■ What you need to do
Transcribe all the entries word for word, skipping the pictures.

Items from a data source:
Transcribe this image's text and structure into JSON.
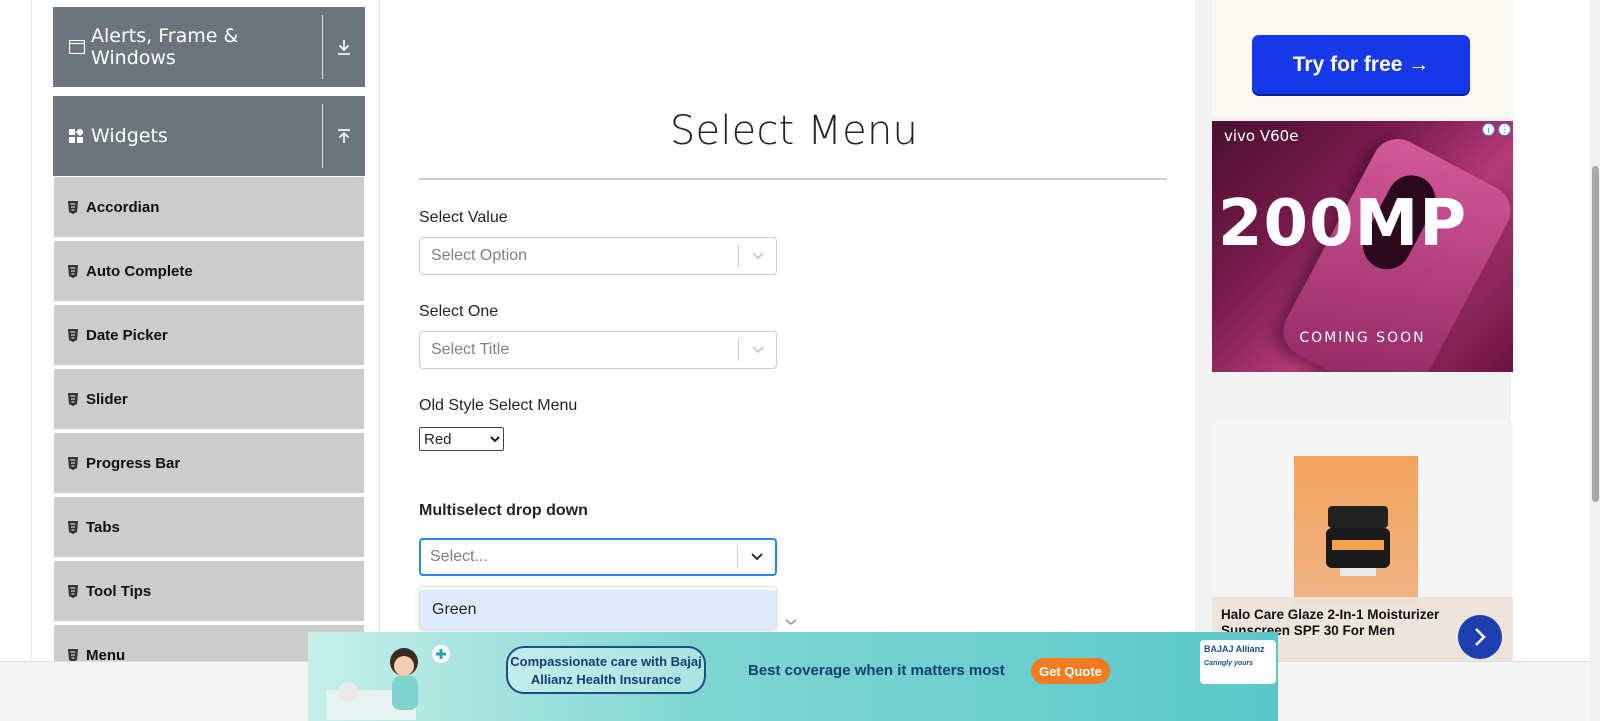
{
  "sidebar": {
    "groups": [
      {
        "label": "Alerts, Frame & Windows",
        "expanded": false
      },
      {
        "label": "Widgets",
        "expanded": true
      }
    ],
    "items": [
      {
        "label": "Accordian"
      },
      {
        "label": "Auto Complete"
      },
      {
        "label": "Date Picker"
      },
      {
        "label": "Slider"
      },
      {
        "label": "Progress Bar"
      },
      {
        "label": "Tabs"
      },
      {
        "label": "Tool Tips"
      },
      {
        "label": "Menu"
      }
    ]
  },
  "main": {
    "title": "Select Menu",
    "select_value": {
      "label": "Select Value",
      "placeholder": "Select Option"
    },
    "select_one": {
      "label": "Select One",
      "placeholder": "Select Title"
    },
    "old_style": {
      "label": "Old Style Select Menu",
      "selected": "Red"
    },
    "multiselect": {
      "label": "Multiselect drop down",
      "placeholder": "Select...",
      "options": [
        "Green"
      ]
    }
  },
  "ads": {
    "top_button": "Try for free →",
    "vivo": {
      "brand": "vivo V60e",
      "headline": "200MP",
      "footer": "COMING SOON"
    },
    "halo": {
      "caption": "Halo Care Glaze 2-In-1 Moisturizer Sunscreen SPF 30 For Men"
    },
    "banner": {
      "pill": "Compassionate care with Bajaj Allianz Health Insurance",
      "tagline": "Best coverage when it matters most",
      "cta": "Get Quote",
      "brand": "BAJAJ Allianz",
      "brand_tag": "Caringly yours"
    }
  },
  "colors": {
    "sidebar_header": "#6c757d",
    "sidebar_item": "#cccccc",
    "focus_border": "#2684ff",
    "option_highlight": "#deebff",
    "cta_blue": "#1638e6",
    "quote_orange": "#f47c20"
  }
}
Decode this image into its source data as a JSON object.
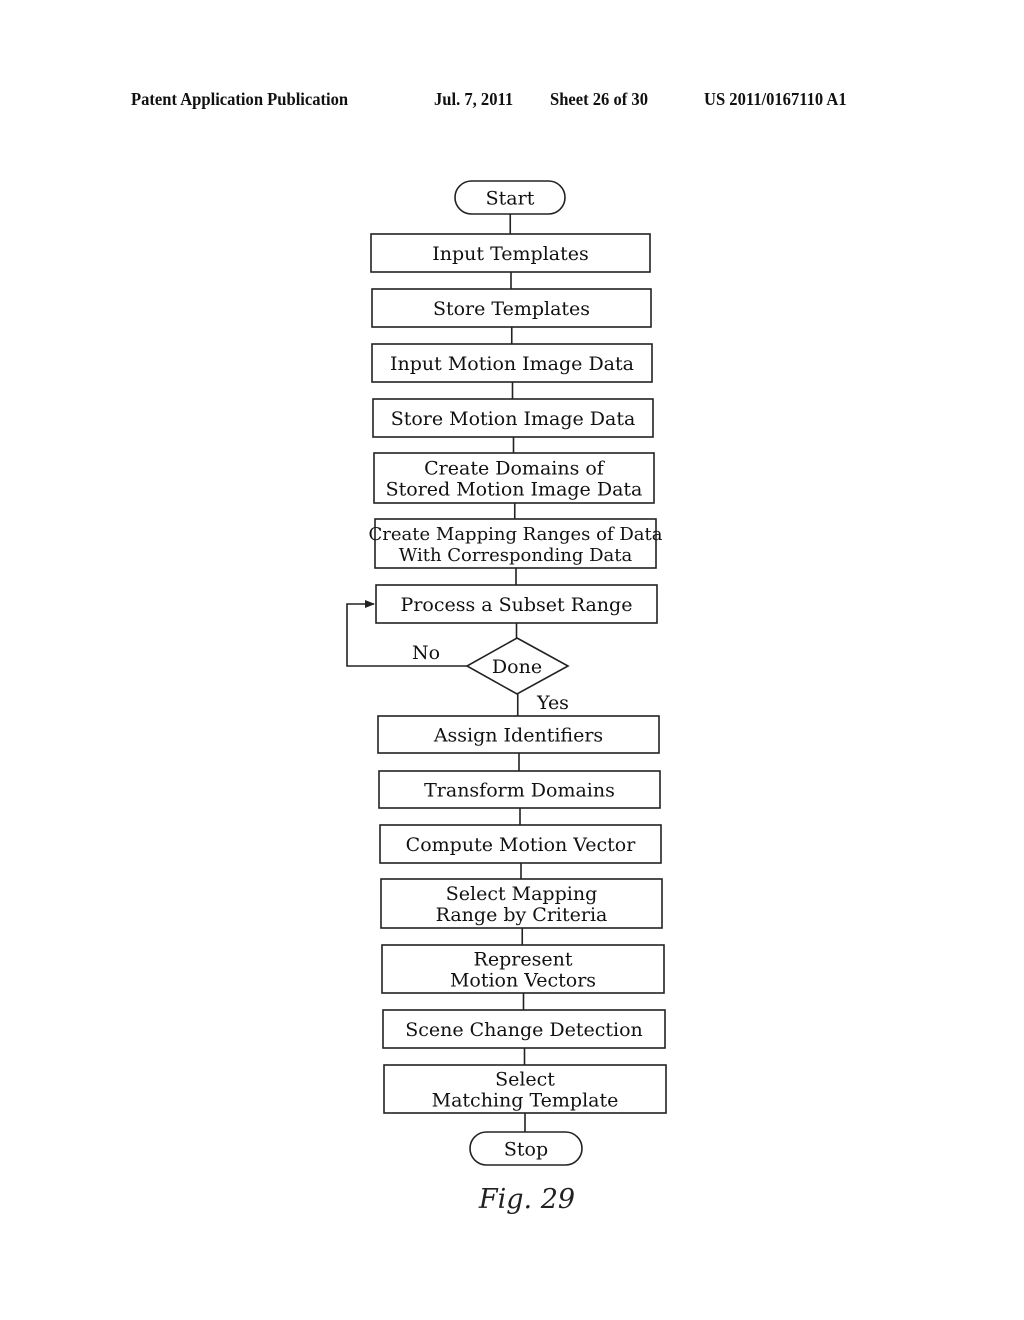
{
  "header": {
    "publication": "Patent Application Publication",
    "date": "Jul. 7, 2011",
    "sheet": "Sheet 26 of 30",
    "number": "US 2011/0167110 A1"
  },
  "flowchart": {
    "start": "Start",
    "steps": [
      {
        "lines": [
          "Input Templates"
        ]
      },
      {
        "lines": [
          "Store Templates"
        ]
      },
      {
        "lines": [
          "Input Motion Image Data"
        ]
      },
      {
        "lines": [
          "Store Motion Image Data"
        ]
      },
      {
        "lines": [
          "Create Domains of",
          "Stored Motion Image Data"
        ]
      },
      {
        "lines": [
          "Create Mapping Ranges of Data",
          "With Corresponding Data"
        ]
      },
      {
        "lines": [
          "Process a Subset Range"
        ]
      }
    ],
    "decision": {
      "label": "Done",
      "no_label": "No",
      "yes_label": "Yes"
    },
    "steps_after": [
      {
        "lines": [
          "Assign Identifiers"
        ]
      },
      {
        "lines": [
          "Transform Domains"
        ]
      },
      {
        "lines": [
          "Compute Motion Vector"
        ]
      },
      {
        "lines": [
          "Select Mapping",
          "Range by Criteria"
        ]
      },
      {
        "lines": [
          "Represent",
          "Motion Vectors"
        ]
      },
      {
        "lines": [
          "Scene Change Detection"
        ]
      },
      {
        "lines": [
          "Select",
          "Matching Template"
        ]
      }
    ],
    "stop": "Stop"
  },
  "figure_label": "Fig. 29"
}
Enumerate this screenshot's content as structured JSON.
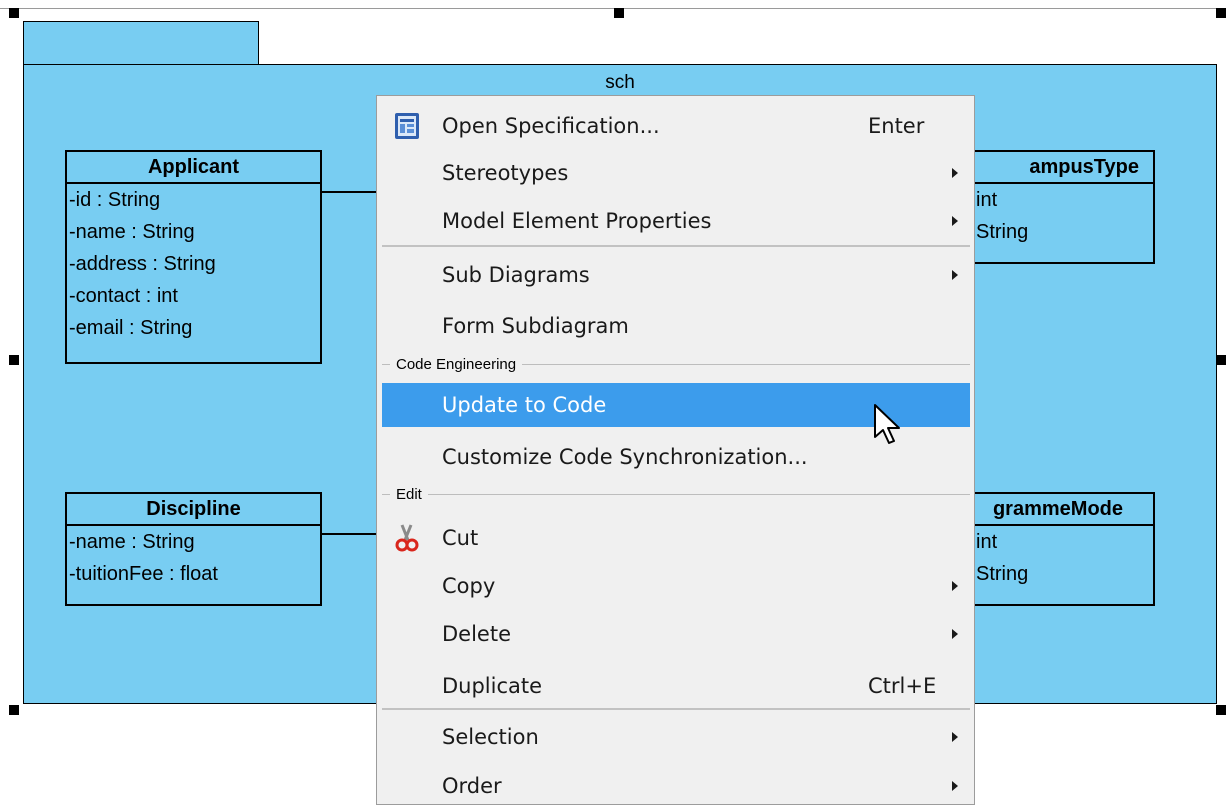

■ Complete output
Transcribe this image's text and structure into JSON.
{
  "sidebar": {
    "groups": [
      {
        "label": "Alerts, Frame & Windows",
        "expanded": false
      },
      {
        "label": "Widgets",
        "expanded": true
      }
    ],
    "items": [
      {
        "label": "Accordian"
      },
      {
        "label": "Auto Complete"
      },
      {
        "label": "Date Picker"
      },
      {
        "label": "Slider"
      },
      {
        "label": "Progress Bar"
      },
      {
        "label": "Tabs"
      },
      {
        "label": "Tool Tips"
      },
      {
        "label": "Menu"
      }
    ]
  },
  "main": {
    "title": "Select Menu",
    "select_value": {
      "label": "Select Value",
      "placeholder": "Select Option"
    },
    "select_one": {
      "label": "Select One",
      "placeholder": "Select Title"
    },
    "old_style": {
      "label": "Old Style Select Menu",
      "selected": "Red"
    },
    "multiselect": {
      "label": "Multiselect drop down",
      "placeholder": "Select...",
      "options": [
        "Green"
      ]
    }
  },
  "ads": {
    "top_button": "Try for free →",
    "vivo": {
      "brand": "vivo V60e",
      "headline": "200MP",
      "footer": "COMING SOON"
    },
    "halo": {
      "caption": "Halo Care Glaze 2-In-1 Moisturizer Sunscreen SPF 30 For Men"
    },
    "banner": {
      "pill": "Compassionate care with Bajaj Allianz Health Insurance",
      "tagline": "Best coverage when it matters most",
      "cta": "Get Quote",
      "brand": "BAJAJ Allianz",
      "brand_tag": "Caringly yours"
    }
  },
  "colors": {
    "sidebar_header": "#6c757d",
    "sidebar_item": "#cccccc",
    "focus_border": "#2684ff",
    "option_highlight": "#deebff",
    "cta_blue": "#1638e6",
    "quote_orange": "#f47c20"
  }
}
Decode this image into its source data as a JSON object.
{
  "header": {
    "publication": "Patent Application Publication",
    "date": "Jul. 7, 2011",
    "sheet": "Sheet 26 of 30",
    "number": "US 2011/0167110 A1"
  },
  "flowchart": {
    "start": "Start",
    "steps": [
      {
        "lines": [
          "Input Templates"
        ]
      },
      {
        "lines": [
          "Store Templates"
        ]
      },
      {
        "lines": [
          "Input Motion Image Data"
        ]
      },
      {
        "lines": [
          "Store Motion Image Data"
        ]
      },
      {
        "lines": [
          "Create Domains of",
          "Stored Motion Image Data"
        ]
      },
      {
        "lines": [
          "Create Mapping Ranges of Data",
          "With Corresponding Data"
        ]
      },
      {
        "lines": [
          "Process a Subset Range"
        ]
      }
    ],
    "decision": {
      "label": "Done",
      "no_label": "No",
      "yes_label": "Yes"
    },
    "steps_after": [
      {
        "lines": [
          "Assign Identifiers"
        ]
      },
      {
        "lines": [
          "Transform Domains"
        ]
      },
      {
        "lines": [
          "Compute Motion Vector"
        ]
      },
      {
        "lines": [
          "Select Mapping",
          "Range by Criteria"
        ]
      },
      {
        "lines": [
          "Represent",
          "Motion Vectors"
        ]
      },
      {
        "lines": [
          "Scene Change Detection"
        ]
      },
      {
        "lines": [
          "Select",
          "Matching Template"
        ]
      }
    ],
    "stop": "Stop"
  },
  "figure_label": "Fig. 29"
}
Enumerate this screenshot's content as structured JSON.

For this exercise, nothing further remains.